▶ [Stored data entries]:
━━━━━━━━━━

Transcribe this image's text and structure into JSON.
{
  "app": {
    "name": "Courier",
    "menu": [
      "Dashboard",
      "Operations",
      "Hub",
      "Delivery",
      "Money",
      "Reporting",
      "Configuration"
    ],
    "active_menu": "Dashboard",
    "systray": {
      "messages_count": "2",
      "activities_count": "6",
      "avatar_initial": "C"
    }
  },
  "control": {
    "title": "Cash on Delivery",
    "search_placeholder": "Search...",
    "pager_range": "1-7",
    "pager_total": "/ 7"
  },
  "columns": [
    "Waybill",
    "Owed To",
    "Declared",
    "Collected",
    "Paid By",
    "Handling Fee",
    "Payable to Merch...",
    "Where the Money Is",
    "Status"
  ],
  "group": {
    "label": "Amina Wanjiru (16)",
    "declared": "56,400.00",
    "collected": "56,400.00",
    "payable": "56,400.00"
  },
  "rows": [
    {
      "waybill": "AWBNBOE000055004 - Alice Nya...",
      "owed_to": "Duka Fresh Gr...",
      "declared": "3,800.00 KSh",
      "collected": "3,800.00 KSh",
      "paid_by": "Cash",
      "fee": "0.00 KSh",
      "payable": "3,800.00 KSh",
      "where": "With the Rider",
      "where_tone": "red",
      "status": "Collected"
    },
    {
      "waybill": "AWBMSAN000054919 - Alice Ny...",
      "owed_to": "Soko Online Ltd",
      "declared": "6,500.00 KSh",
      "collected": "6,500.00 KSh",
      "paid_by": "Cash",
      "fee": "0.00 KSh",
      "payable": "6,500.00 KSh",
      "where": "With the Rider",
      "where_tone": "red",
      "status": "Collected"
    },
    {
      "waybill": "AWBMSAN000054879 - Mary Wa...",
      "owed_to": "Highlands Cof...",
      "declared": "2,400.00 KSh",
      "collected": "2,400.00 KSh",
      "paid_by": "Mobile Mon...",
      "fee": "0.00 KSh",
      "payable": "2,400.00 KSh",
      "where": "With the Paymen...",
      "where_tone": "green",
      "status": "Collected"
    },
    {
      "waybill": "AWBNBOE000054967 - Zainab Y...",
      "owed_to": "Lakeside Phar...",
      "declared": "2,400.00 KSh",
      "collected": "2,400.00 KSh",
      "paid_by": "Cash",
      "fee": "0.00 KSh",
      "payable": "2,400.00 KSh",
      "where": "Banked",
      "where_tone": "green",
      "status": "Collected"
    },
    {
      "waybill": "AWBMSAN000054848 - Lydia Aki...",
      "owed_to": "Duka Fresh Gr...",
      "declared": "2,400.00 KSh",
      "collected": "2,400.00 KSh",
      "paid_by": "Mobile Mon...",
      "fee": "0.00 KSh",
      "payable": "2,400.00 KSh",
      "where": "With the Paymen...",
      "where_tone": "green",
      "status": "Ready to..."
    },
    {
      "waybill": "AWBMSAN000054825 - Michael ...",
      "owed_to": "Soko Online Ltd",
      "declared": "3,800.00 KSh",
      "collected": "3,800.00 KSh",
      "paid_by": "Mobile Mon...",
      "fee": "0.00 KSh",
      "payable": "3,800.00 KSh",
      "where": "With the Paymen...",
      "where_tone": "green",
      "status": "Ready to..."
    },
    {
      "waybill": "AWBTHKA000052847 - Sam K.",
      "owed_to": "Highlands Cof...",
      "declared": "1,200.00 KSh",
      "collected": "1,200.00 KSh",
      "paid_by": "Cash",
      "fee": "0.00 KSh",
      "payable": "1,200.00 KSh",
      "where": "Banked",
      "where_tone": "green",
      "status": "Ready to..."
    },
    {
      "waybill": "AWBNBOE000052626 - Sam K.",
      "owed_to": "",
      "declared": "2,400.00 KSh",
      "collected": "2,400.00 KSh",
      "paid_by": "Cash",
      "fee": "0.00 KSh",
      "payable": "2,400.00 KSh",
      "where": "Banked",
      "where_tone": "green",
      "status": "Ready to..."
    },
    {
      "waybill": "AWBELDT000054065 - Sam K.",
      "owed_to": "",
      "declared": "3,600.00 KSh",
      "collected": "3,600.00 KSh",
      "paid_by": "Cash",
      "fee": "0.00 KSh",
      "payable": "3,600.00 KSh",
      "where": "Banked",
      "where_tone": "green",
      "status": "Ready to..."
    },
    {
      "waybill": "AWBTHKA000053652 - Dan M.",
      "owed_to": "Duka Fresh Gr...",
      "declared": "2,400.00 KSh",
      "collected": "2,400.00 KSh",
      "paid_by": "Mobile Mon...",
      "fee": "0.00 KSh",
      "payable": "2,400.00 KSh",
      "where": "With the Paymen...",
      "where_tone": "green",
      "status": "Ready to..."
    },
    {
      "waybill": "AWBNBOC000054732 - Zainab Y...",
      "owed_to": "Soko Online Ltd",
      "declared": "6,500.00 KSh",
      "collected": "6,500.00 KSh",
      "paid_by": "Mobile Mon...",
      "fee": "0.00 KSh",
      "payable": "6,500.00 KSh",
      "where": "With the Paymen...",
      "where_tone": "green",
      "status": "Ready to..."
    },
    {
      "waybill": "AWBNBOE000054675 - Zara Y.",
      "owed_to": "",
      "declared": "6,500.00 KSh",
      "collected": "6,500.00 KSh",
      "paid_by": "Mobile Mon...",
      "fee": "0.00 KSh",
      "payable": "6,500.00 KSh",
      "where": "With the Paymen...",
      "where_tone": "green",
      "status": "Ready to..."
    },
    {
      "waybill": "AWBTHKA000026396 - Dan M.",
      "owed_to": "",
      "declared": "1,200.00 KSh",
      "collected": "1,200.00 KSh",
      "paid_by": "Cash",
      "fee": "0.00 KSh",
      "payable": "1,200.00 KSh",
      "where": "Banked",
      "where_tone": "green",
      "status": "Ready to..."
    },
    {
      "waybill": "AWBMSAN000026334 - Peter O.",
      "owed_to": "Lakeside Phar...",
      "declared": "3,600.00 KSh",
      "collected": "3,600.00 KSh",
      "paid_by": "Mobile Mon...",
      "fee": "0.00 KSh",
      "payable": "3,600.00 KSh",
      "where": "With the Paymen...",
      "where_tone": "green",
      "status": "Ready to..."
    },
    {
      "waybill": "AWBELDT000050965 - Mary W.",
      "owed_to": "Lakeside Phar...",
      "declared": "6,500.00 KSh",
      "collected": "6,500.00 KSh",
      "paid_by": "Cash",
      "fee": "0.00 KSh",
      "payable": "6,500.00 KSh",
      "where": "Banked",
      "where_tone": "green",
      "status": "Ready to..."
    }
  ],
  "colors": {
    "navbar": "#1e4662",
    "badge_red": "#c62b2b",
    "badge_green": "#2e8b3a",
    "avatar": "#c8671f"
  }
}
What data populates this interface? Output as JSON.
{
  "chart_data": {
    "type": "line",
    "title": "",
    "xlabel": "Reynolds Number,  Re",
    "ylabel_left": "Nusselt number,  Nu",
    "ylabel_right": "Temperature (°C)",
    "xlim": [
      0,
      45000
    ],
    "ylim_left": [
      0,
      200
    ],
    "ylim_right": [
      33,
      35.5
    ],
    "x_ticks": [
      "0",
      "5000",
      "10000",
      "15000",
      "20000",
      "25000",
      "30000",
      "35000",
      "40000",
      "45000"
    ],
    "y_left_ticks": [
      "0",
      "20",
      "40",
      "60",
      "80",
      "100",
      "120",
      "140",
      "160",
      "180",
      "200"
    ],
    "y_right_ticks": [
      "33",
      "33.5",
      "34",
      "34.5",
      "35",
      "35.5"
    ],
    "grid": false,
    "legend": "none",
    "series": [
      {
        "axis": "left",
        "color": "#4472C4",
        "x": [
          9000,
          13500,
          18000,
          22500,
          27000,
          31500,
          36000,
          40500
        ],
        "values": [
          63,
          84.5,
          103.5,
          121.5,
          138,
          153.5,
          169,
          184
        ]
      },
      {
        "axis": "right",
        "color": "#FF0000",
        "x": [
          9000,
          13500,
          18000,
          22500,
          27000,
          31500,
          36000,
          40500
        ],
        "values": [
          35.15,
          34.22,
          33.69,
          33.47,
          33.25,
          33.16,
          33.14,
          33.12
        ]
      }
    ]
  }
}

━━━━━━━━━━

▶ [Exercise directions]: Check each line of the records for the word "Zainab" and extract those that contain it.

▶ [Response to the task]:
      "waybill": "AWBNBOE000054967 - Zainab Y...",
      "waybill": "AWBNBOC000054732 - Zainab Y...",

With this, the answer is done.